=== Supplied material ===
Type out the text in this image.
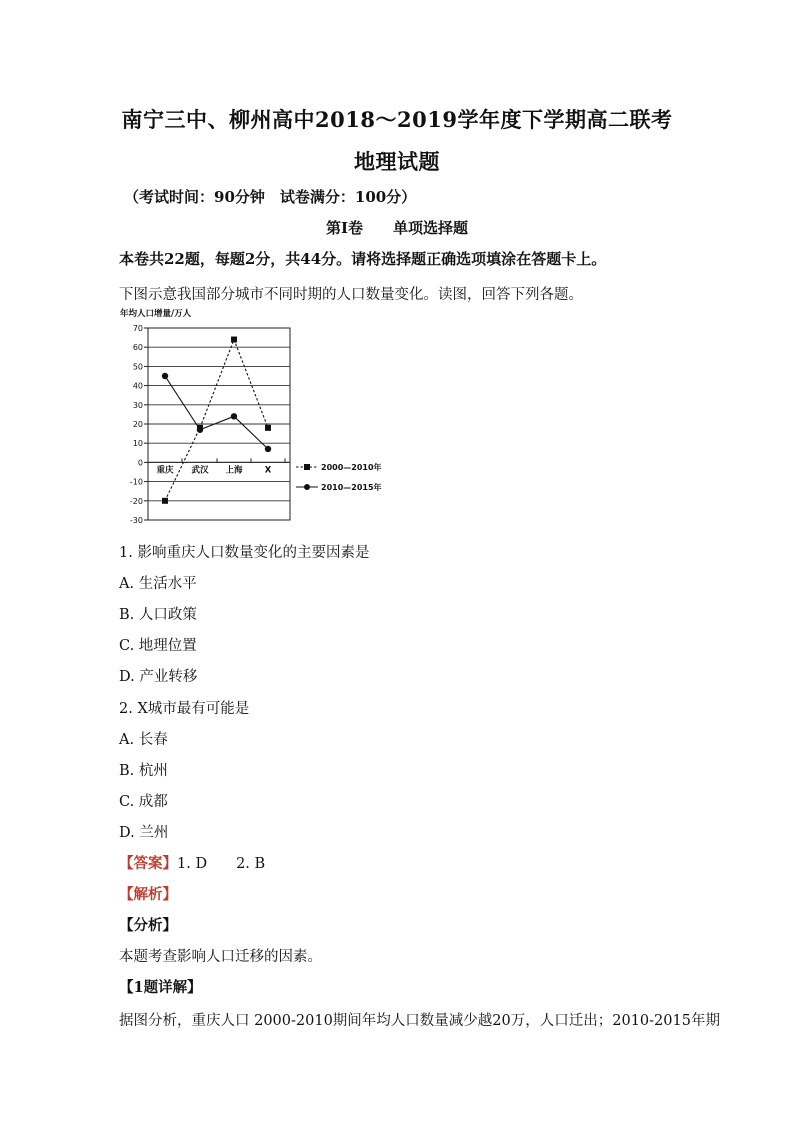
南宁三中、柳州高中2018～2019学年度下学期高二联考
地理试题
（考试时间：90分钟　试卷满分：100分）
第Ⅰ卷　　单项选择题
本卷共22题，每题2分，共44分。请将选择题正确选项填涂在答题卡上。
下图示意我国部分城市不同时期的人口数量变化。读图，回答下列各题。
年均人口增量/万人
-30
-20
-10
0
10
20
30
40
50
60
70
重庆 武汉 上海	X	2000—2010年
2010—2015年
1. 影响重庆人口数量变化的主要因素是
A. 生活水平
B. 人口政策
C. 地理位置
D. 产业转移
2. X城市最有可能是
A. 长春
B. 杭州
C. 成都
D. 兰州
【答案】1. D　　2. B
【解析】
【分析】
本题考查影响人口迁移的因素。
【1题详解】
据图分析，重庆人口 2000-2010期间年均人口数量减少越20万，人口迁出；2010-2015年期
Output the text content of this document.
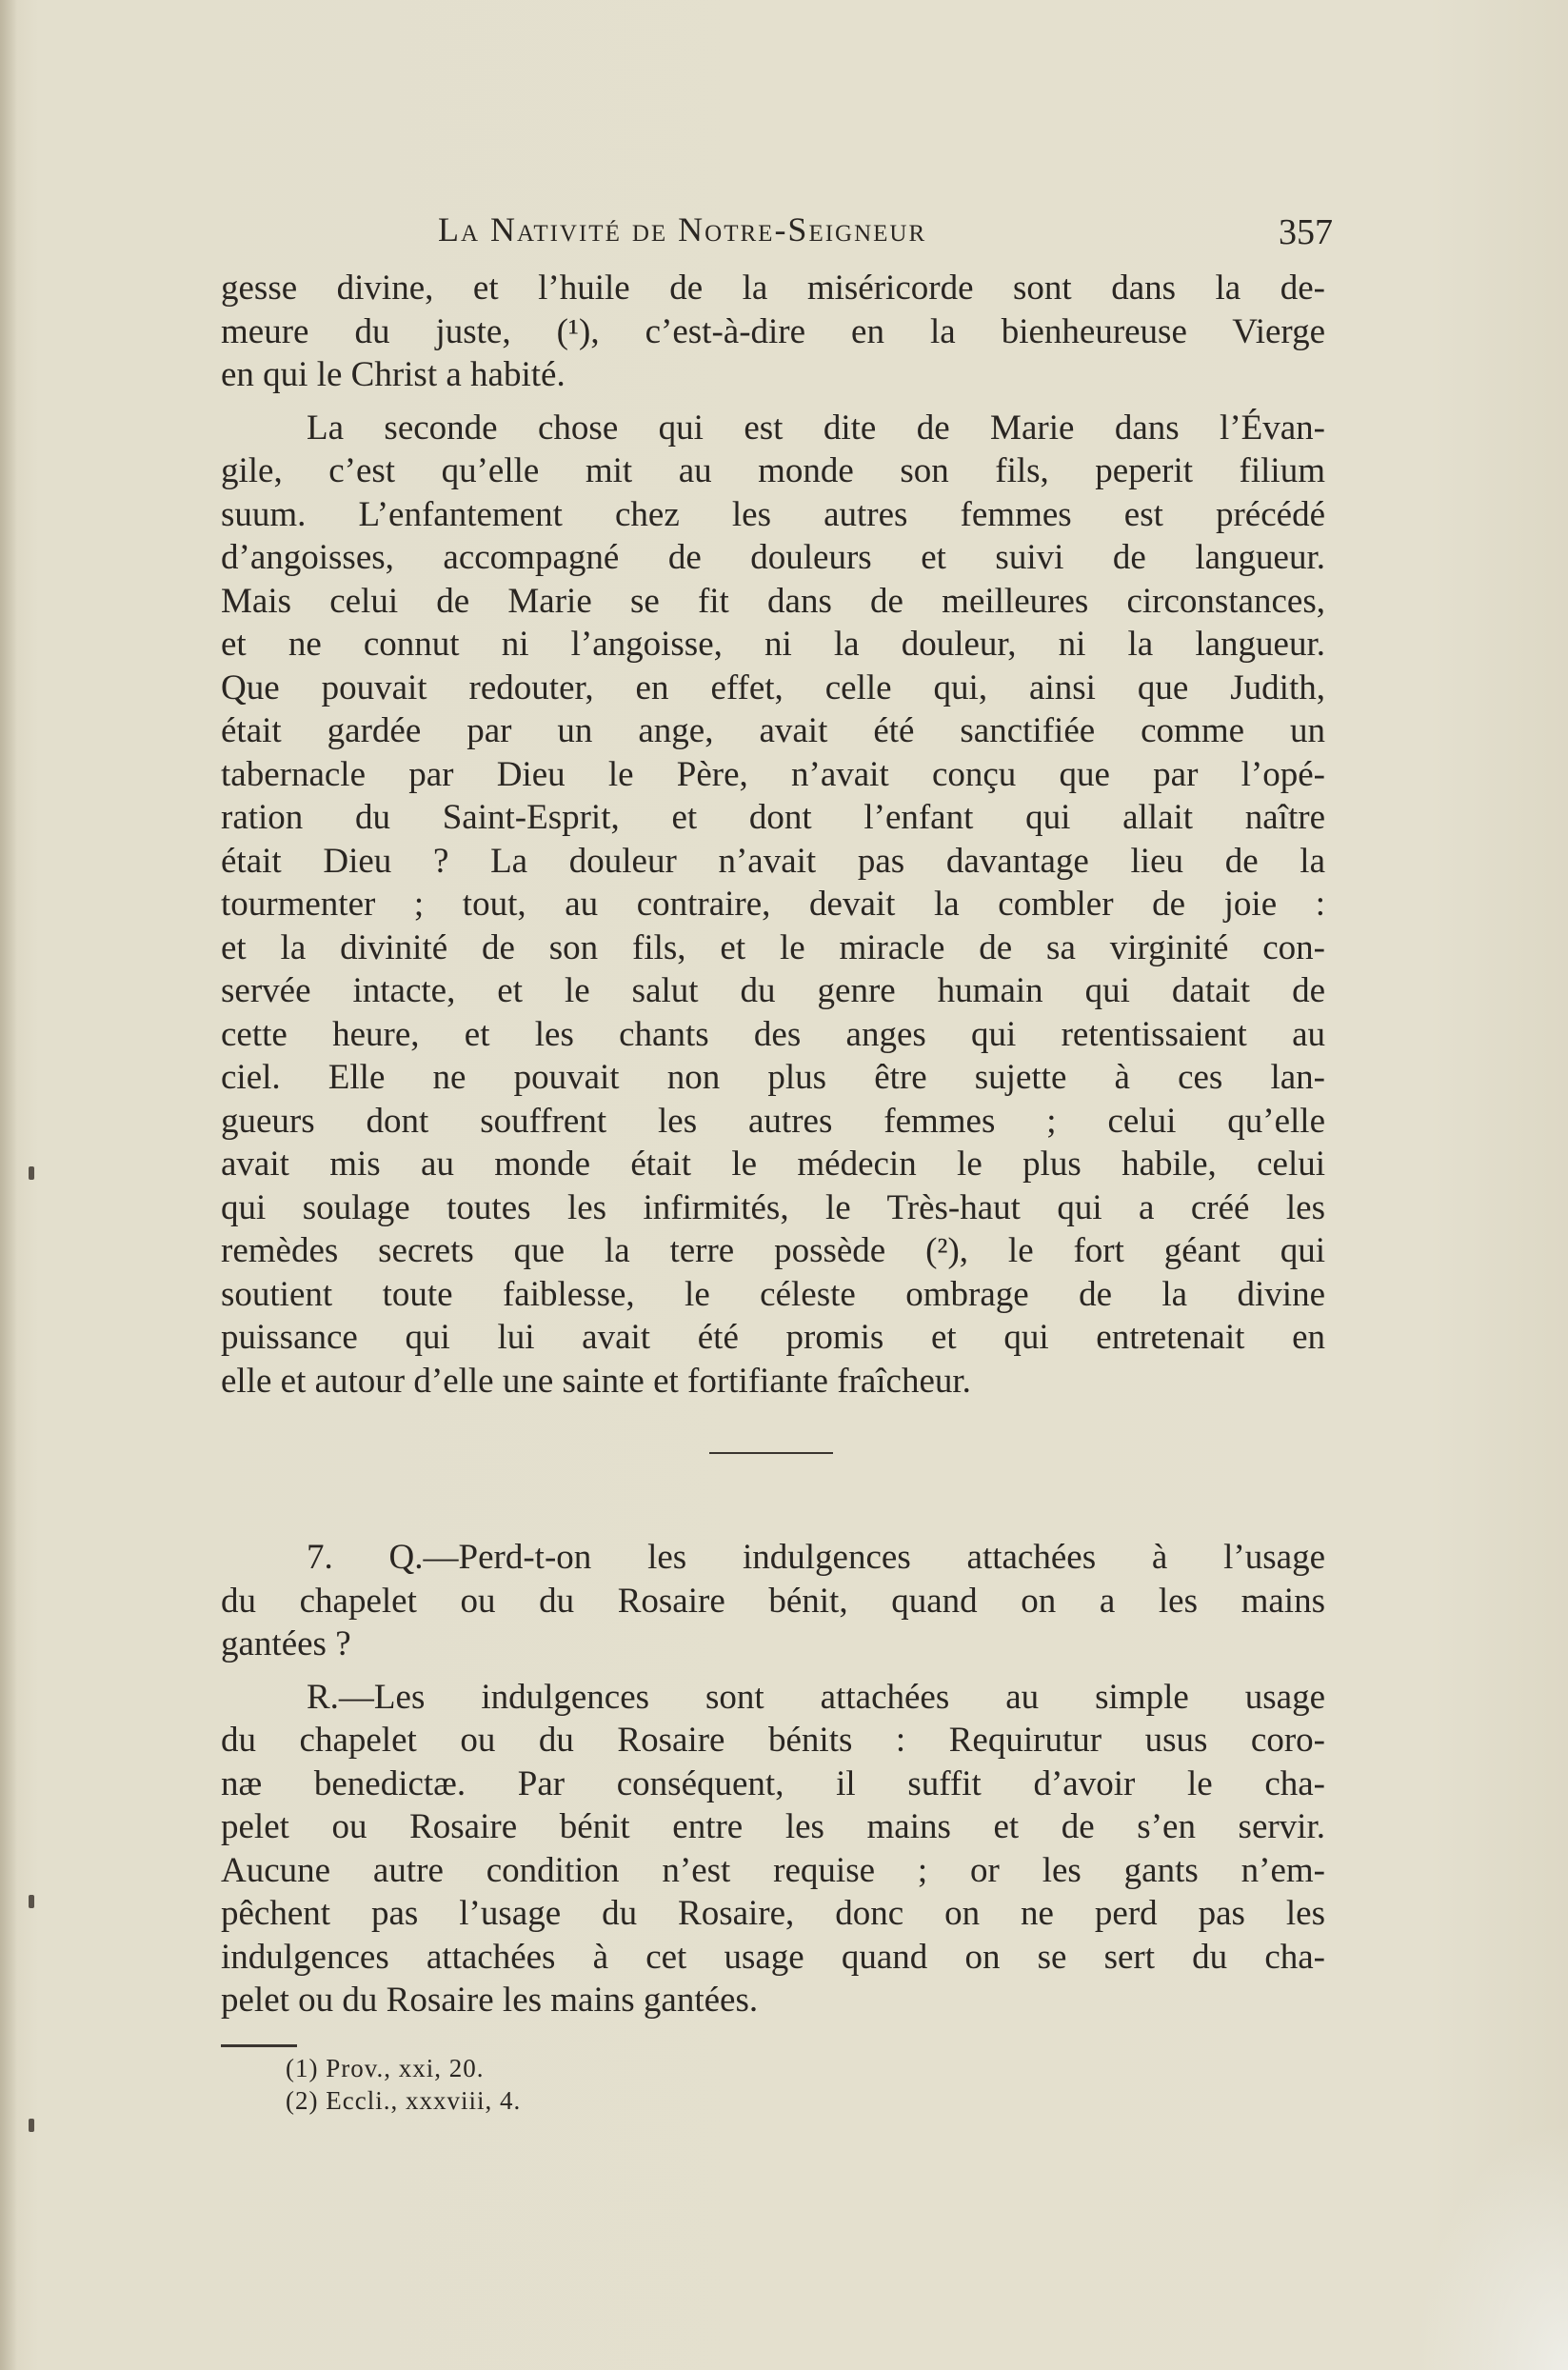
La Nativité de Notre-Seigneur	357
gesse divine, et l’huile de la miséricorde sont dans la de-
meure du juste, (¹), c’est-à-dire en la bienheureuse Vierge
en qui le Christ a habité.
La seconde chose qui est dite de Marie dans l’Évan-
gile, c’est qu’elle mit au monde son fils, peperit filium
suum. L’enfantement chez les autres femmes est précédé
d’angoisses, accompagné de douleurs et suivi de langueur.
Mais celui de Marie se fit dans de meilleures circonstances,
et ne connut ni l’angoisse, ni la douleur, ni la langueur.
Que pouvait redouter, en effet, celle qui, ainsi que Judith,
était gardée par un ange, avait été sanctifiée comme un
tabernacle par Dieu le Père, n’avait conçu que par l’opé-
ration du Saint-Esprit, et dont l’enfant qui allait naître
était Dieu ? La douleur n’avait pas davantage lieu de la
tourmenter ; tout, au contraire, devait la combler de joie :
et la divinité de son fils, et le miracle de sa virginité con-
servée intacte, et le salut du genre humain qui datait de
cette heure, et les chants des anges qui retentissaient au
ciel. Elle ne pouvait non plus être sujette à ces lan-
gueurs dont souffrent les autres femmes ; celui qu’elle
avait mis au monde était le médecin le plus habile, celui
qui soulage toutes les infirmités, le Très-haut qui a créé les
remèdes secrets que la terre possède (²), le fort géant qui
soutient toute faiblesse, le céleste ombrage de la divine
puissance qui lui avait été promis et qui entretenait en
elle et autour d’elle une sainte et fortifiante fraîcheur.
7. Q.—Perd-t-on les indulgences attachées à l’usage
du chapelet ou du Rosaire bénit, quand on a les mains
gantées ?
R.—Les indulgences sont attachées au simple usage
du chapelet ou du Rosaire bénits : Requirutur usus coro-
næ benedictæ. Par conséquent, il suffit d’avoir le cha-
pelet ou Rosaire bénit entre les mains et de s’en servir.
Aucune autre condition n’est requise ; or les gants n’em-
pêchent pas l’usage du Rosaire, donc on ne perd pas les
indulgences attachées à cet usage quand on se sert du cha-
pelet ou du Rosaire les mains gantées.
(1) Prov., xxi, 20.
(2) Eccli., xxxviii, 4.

=== Your goal ===
Search the data for the string "fils". List each line that has it.

=== Exercise output ===
gile, c’est qu’elle mit au monde son fils, peperit filium
et la divinité de son fils, et le miracle de sa virginité con-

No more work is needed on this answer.